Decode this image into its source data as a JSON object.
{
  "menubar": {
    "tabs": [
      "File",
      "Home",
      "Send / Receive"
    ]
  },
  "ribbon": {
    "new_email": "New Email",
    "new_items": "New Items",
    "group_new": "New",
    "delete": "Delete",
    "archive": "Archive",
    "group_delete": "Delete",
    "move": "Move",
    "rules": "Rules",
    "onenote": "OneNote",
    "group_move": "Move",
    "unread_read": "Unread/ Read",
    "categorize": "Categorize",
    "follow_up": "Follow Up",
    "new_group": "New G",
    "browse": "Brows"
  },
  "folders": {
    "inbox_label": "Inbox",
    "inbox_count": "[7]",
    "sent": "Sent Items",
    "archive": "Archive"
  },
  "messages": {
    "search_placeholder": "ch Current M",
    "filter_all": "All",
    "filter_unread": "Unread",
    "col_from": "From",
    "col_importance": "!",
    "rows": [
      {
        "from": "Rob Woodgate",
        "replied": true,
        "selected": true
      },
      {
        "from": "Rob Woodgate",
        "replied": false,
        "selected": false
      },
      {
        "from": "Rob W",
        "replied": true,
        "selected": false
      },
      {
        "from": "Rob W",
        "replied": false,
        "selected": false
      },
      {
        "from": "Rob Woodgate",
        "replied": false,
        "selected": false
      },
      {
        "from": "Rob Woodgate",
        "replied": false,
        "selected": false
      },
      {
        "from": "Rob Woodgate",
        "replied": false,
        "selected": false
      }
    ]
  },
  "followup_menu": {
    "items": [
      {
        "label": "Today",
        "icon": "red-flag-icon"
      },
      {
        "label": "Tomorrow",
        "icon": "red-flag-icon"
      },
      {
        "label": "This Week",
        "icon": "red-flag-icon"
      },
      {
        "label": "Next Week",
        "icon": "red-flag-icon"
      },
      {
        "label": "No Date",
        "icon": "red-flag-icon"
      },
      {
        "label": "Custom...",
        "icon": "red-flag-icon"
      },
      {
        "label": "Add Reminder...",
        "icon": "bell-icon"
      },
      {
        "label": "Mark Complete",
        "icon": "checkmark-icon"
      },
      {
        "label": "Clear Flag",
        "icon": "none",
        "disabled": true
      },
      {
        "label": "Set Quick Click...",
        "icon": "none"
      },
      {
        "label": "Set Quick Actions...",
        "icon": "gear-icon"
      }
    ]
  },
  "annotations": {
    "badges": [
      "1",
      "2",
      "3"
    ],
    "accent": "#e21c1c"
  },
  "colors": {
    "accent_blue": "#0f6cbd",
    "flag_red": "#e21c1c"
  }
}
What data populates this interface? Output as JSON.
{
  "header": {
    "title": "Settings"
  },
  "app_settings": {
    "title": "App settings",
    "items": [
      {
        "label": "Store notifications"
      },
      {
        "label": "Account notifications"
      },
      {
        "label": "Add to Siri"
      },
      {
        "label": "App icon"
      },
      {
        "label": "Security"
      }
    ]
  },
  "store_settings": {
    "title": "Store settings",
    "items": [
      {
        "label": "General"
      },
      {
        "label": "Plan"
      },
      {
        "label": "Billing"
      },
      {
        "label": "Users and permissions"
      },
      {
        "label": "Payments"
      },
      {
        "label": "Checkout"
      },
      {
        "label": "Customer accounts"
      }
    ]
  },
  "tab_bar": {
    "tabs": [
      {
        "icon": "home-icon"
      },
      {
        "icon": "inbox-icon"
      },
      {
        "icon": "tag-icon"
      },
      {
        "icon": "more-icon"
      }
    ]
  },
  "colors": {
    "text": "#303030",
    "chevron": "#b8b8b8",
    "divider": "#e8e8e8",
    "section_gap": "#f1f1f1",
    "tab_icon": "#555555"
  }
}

(Written instruction) Please set down the whole listing above without altering a single line.

(The response)
Decode this image into its source data as a JSON object.
{
  "menubar": {
    "tabs": [
      "File",
      "Home",
      "Send / Receive"
    ]
  },
  "ribbon": {
    "new_email": "New Email",
    "new_items": "New Items",
    "group_new": "New",
    "delete": "Delete",
    "archive": "Archive",
    "group_delete": "Delete",
    "move": "Move",
    "rules": "Rules",
    "onenote": "OneNote",
    "group_move": "Move",
    "unread_read": "Unread/ Read",
    "categorize": "Categorize",
    "follow_up": "Follow Up",
    "new_group": "New G",
    "browse": "Brows"
  },
  "folders": {
    "inbox_label": "Inbox",
    "inbox_count": "[7]",
    "sent": "Sent Items",
    "archive": "Archive"
  },
  "messages": {
    "search_placeholder": "ch Current M",
    "filter_all": "All",
    "filter_unread": "Unread",
    "col_from": "From",
    "col_importance": "!",
    "rows": [
      {
        "from": "Rob Woodgate",
        "replied": true,
        "selected": true
      },
      {
        "from": "Rob Woodgate",
        "replied": false,
        "selected": false
      },
      {
        "from": "Rob W",
        "replied": true,
        "selected": false
      },
      {
        "from": "Rob W",
        "replied": false,
        "selected": false
      },
      {
        "from": "Rob Woodgate",
        "replied": false,
        "selected": false
      },
      {
        "from": "Rob Woodgate",
        "replied": false,
        "selected": false
      },
      {
        "from": "Rob Woodgate",
        "replied": false,
        "selected": false
      }
    ]
  },
  "followup_menu": {
    "items": [
      {
        "label": "Today",
        "icon": "red-flag-icon"
      },
      {
        "label": "Tomorrow",
        "icon": "red-flag-icon"
      },
      {
        "label": "This Week",
        "icon": "red-flag-icon"
      },
      {
        "label": "Next Week",
        "icon": "red-flag-icon"
      },
      {
        "label": "No Date",
        "icon": "red-flag-icon"
      },
      {
        "label": "Custom...",
        "icon": "red-flag-icon"
      },
      {
        "label": "Add Reminder...",
        "icon": "bell-icon"
      },
      {
        "label": "Mark Complete",
        "icon": "checkmark-icon"
      },
      {
        "label": "Clear Flag",
        "icon": "none",
        "disabled": true
      },
      {
        "label": "Set Quick Click...",
        "icon": "none"
      },
      {
        "label": "Set Quick Actions...",
        "icon": "gear-icon"
      }
    ]
  },
  "annotations": {
    "badges": [
      "1",
      "2",
      "3"
    ],
    "accent": "#e21c1c"
  },
  "colors": {
    "accent_blue": "#0f6cbd",
    "flag_red": "#e21c1c"
  }
}
What data populates this interface? Output as JSON.
{
  "header": {
    "title": "Settings"
  },
  "app_settings": {
    "title": "App settings",
    "items": [
      {
        "label": "Store notifications"
      },
      {
        "label": "Account notifications"
      },
      {
        "label": "Add to Siri"
      },
      {
        "label": "App icon"
      },
      {
        "label": "Security"
      }
    ]
  },
  "store_settings": {
    "title": "Store settings",
    "items": [
      {
        "label": "General"
      },
      {
        "label": "Plan"
      },
      {
        "label": "Billing"
      },
      {
        "label": "Users and permissions"
      },
      {
        "label": "Payments"
      },
      {
        "label": "Checkout"
      },
      {
        "label": "Customer accounts"
      }
    ]
  },
  "tab_bar": {
    "tabs": [
      {
        "icon": "home-icon"
      },
      {
        "icon": "inbox-icon"
      },
      {
        "icon": "tag-icon"
      },
      {
        "icon": "more-icon"
      }
    ]
  },
  "colors": {
    "text": "#303030",
    "chevron": "#b8b8b8",
    "divider": "#e8e8e8",
    "section_gap": "#f1f1f1",
    "tab_icon": "#555555"
  }
}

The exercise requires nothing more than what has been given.